Exercise
Where a line holds the string "累计收益", return that line.

Records from a collection of figures
================================

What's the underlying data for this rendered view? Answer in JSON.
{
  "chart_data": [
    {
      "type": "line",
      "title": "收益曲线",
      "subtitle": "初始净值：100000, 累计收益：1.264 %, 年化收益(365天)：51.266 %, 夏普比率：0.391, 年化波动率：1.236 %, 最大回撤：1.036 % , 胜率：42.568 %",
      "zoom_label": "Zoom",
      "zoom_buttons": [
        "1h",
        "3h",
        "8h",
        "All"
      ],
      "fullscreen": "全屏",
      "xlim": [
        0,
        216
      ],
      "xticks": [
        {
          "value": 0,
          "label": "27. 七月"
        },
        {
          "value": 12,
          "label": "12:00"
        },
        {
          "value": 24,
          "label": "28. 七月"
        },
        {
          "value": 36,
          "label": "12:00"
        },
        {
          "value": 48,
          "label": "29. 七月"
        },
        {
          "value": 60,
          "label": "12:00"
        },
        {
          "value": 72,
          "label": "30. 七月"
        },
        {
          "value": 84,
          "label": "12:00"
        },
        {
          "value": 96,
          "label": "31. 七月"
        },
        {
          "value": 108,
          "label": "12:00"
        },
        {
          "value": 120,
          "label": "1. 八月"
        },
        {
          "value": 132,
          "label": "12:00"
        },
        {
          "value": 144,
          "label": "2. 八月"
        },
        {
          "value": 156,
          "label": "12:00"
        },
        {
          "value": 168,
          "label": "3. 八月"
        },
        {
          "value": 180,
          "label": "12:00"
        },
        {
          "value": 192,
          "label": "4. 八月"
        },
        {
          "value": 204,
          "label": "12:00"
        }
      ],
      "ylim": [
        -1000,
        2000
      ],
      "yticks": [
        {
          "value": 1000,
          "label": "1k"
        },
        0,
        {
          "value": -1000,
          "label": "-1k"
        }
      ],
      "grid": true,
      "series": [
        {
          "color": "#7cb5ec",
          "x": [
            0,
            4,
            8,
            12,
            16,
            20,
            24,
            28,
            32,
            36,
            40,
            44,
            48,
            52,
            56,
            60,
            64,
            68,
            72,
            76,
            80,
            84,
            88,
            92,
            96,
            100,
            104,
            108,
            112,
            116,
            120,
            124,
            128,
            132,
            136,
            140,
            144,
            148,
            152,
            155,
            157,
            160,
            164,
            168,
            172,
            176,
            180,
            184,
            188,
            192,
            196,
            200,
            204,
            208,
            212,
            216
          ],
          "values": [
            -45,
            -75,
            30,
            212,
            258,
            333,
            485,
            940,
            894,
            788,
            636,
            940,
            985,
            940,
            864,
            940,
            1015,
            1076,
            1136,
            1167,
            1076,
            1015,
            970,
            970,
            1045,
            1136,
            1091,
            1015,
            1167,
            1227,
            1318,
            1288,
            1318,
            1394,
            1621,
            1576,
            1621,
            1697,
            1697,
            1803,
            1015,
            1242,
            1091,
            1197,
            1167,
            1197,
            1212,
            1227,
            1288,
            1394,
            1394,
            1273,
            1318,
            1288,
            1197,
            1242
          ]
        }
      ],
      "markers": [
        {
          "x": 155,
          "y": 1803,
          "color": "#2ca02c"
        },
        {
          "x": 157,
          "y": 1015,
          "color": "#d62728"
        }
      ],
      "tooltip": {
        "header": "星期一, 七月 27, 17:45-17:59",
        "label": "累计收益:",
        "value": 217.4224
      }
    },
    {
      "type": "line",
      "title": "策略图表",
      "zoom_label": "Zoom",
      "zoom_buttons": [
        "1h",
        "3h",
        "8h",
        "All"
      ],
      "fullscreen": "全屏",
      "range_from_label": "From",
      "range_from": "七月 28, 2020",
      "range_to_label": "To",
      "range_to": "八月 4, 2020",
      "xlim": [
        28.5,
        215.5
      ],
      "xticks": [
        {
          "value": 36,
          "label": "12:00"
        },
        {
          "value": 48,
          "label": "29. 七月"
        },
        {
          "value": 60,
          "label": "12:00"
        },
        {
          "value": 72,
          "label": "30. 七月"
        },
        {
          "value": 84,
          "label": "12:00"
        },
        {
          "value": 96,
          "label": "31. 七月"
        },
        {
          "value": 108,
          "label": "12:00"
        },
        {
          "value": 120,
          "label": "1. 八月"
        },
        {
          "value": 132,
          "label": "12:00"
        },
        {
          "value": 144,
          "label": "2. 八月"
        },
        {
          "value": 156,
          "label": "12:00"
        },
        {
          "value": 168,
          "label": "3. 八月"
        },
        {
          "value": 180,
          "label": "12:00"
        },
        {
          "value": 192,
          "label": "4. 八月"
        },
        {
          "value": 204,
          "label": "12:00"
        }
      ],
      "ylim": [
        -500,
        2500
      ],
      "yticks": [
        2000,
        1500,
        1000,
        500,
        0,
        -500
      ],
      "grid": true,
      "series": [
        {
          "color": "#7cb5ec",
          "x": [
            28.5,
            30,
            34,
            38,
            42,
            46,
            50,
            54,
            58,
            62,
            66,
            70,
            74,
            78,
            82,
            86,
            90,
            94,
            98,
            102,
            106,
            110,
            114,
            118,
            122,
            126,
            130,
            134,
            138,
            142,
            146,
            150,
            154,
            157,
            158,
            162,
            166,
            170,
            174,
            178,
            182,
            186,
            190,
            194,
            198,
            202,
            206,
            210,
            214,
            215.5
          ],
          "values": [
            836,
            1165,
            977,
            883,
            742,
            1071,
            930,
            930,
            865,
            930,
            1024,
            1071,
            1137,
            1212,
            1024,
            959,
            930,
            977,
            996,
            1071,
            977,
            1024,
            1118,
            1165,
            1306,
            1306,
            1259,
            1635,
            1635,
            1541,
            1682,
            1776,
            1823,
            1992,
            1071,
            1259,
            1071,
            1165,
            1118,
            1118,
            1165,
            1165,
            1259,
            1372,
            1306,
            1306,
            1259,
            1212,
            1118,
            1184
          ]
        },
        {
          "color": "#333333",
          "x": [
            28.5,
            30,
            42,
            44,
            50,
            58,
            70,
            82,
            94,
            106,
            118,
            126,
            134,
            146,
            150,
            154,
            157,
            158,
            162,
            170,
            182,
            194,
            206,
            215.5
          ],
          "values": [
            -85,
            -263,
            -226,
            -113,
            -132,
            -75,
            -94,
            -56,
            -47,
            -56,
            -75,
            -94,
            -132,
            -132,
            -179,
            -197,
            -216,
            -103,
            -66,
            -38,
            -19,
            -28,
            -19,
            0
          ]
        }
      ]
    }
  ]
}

================================

Expected answer
      "subtitle": "初始净值：100000, 累计收益：1.264 %, 年化收益(365天)：51.266 %, 夏普比率：0.391, 年化波动率：1.236 %, 最大回撤：1.036 % , 胜率：42.568 %",
        "label": "累计收益:",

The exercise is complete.